(Stored data)

╔══

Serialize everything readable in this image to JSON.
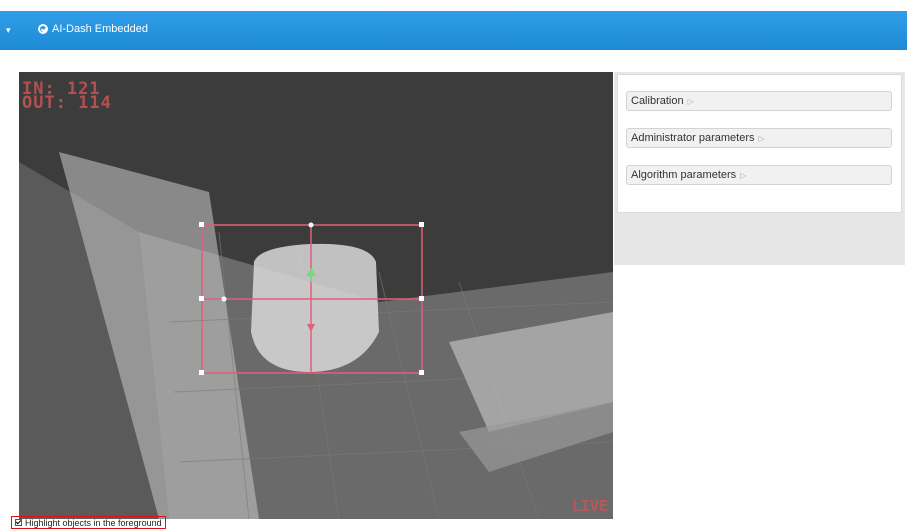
{
  "header": {
    "app_title": "AI-Dash Embedded",
    "menu_icon": "caret-down-icon",
    "brand_icon": "check-circle-icon"
  },
  "video": {
    "in_label": "IN: 121",
    "out_label": "OUT: 114",
    "live_label": "LIVE"
  },
  "params": {
    "calibration": "Calibration",
    "administrator": "Administrator parameters",
    "algorithm": "Algorithm parameters",
    "arrow_icon": "triangle-right-icon"
  },
  "footer": {
    "highlight_label": "Highlight objects in the foreground",
    "highlight_checked": true
  }
}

╚══

## What needs to be done
Without the pictures, copy the material exactly as given.

## The reply
Serialize everything readable in this image to JSON.
{
  "header": {
    "app_title": "AI-Dash Embedded",
    "menu_icon": "caret-down-icon",
    "brand_icon": "check-circle-icon"
  },
  "video": {
    "in_label": "IN: 121",
    "out_label": "OUT: 114",
    "live_label": "LIVE"
  },
  "params": {
    "calibration": "Calibration",
    "administrator": "Administrator parameters",
    "algorithm": "Algorithm parameters",
    "arrow_icon": "triangle-right-icon"
  },
  "footer": {
    "highlight_label": "Highlight objects in the foreground",
    "highlight_checked": true
  }
}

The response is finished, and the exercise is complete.